[Data records]
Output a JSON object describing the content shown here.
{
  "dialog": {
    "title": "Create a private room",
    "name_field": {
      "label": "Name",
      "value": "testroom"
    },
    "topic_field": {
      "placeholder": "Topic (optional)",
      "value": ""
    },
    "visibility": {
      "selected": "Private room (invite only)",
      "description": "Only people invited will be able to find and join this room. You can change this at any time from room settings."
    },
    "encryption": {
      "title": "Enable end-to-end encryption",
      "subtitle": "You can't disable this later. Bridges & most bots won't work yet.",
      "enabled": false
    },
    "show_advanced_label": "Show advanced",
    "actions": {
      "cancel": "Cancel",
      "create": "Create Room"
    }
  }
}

## WHAT TO DO:
All of the entries above should be written out again exactly.

## RESULT:
Output a JSON object describing the content shown here.
{
  "dialog": {
    "title": "Create a private room",
    "name_field": {
      "label": "Name",
      "value": "testroom"
    },
    "topic_field": {
      "placeholder": "Topic (optional)",
      "value": ""
    },
    "visibility": {
      "selected": "Private room (invite only)",
      "description": "Only people invited will be able to find and join this room. You can change this at any time from room settings."
    },
    "encryption": {
      "title": "Enable end-to-end encryption",
      "subtitle": "You can't disable this later. Bridges & most bots won't work yet.",
      "enabled": false
    },
    "show_advanced_label": "Show advanced",
    "actions": {
      "cancel": "Cancel",
      "create": "Create Room"
    }
  }
}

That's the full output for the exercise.